** start Exercise materials **
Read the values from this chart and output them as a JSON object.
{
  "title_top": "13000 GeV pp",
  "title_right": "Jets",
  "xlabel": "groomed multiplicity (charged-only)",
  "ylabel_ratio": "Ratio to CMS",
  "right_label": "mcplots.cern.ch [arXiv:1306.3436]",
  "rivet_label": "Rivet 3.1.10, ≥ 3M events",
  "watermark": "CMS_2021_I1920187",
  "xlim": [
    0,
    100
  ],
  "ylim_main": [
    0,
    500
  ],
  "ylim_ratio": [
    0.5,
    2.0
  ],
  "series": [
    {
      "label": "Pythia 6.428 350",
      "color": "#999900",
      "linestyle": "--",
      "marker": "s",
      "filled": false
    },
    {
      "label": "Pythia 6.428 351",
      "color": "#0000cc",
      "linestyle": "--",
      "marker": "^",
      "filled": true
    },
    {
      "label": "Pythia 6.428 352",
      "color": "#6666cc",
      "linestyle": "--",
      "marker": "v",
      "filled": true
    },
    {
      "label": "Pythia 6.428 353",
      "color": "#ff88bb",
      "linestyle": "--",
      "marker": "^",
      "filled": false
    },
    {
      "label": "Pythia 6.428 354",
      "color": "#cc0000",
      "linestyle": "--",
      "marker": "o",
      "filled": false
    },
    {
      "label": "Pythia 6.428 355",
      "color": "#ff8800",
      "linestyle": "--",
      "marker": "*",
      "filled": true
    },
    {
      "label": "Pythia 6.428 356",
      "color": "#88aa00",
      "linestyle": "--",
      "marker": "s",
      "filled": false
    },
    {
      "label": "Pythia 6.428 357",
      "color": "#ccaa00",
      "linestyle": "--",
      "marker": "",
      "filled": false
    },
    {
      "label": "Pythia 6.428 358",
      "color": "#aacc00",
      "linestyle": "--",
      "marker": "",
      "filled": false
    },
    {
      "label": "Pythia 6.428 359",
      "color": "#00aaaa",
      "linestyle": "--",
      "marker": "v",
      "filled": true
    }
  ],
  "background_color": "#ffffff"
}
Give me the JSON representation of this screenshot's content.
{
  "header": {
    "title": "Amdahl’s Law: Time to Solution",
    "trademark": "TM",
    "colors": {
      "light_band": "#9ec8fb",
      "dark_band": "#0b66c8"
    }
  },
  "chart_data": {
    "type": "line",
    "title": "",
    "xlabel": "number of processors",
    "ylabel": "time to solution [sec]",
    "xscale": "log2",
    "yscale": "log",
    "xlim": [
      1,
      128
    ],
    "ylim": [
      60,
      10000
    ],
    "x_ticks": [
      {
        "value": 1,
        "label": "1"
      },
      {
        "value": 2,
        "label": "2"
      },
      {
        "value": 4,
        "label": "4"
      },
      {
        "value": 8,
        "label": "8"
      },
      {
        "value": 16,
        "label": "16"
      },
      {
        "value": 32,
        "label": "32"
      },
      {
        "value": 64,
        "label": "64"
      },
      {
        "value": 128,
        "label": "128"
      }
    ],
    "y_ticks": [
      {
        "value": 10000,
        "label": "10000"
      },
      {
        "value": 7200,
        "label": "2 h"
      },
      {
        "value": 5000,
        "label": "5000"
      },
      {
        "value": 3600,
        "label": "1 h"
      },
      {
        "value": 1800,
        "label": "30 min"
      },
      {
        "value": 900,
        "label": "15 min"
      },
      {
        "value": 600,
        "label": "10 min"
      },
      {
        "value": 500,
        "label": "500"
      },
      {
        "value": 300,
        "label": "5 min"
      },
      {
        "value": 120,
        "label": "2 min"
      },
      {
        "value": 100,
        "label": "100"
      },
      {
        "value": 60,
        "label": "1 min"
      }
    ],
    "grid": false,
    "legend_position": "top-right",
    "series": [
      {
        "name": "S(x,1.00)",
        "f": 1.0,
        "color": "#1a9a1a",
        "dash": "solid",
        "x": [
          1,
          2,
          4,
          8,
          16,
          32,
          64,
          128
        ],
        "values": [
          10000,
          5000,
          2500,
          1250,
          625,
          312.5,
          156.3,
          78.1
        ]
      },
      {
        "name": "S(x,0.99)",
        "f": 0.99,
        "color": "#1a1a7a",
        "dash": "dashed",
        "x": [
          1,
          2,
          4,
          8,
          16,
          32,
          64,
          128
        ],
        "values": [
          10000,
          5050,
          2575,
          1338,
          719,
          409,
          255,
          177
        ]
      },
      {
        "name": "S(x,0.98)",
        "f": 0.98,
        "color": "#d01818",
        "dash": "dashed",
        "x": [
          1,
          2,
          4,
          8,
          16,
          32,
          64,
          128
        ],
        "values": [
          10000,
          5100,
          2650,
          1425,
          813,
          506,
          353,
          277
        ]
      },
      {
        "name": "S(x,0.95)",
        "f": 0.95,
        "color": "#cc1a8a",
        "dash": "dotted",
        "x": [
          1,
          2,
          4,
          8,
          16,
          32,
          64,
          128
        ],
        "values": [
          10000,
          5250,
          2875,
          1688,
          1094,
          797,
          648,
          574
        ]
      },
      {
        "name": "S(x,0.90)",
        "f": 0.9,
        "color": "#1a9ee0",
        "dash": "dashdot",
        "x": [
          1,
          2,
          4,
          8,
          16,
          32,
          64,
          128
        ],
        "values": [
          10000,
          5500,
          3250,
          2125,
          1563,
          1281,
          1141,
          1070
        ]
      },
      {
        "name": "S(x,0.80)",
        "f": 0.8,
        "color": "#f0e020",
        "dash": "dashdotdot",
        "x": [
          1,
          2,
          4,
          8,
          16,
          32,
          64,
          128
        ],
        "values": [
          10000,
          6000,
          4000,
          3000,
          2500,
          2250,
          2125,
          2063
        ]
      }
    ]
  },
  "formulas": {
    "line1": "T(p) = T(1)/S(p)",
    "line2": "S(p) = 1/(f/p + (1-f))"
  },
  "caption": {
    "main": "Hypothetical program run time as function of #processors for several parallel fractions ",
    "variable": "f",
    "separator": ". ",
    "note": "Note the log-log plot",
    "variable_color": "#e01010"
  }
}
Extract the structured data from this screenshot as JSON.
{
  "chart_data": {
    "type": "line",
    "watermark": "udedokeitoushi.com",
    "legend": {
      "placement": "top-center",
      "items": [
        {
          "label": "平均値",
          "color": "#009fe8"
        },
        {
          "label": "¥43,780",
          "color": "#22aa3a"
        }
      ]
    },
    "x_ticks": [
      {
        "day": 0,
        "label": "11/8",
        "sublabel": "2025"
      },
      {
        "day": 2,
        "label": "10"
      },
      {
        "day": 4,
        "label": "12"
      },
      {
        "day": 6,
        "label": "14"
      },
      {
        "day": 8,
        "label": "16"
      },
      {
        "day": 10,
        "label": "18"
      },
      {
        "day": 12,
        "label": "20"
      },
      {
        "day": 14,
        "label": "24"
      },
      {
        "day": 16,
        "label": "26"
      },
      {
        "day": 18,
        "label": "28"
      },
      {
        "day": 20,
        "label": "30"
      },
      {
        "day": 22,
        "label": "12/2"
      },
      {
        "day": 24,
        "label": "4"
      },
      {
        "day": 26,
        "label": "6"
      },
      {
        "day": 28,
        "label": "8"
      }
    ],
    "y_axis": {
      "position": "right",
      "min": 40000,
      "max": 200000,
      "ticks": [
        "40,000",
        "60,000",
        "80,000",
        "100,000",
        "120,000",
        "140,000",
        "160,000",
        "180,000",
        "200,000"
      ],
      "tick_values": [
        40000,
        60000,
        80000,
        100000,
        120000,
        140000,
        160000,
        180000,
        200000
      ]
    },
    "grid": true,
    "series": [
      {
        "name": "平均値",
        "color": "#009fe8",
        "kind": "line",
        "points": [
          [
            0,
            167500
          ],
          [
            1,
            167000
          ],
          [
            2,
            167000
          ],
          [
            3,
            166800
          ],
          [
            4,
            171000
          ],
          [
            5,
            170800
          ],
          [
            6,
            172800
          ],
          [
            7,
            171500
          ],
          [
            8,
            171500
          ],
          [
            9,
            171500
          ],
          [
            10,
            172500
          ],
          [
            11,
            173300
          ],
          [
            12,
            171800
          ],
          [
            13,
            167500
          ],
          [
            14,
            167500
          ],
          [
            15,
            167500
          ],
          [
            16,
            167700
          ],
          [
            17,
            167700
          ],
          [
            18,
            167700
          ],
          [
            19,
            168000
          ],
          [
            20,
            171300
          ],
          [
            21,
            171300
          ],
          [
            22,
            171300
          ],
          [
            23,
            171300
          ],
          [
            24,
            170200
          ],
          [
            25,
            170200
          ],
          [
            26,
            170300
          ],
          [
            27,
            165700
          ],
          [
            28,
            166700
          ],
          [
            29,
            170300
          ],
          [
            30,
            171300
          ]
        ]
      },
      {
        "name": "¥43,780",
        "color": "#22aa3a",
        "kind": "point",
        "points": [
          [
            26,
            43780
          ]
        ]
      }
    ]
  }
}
** end Exercise materials **
• What is expected:
Say how many lines in the records hold the string "from", and say nothing else.

• Solution for this exercise:
2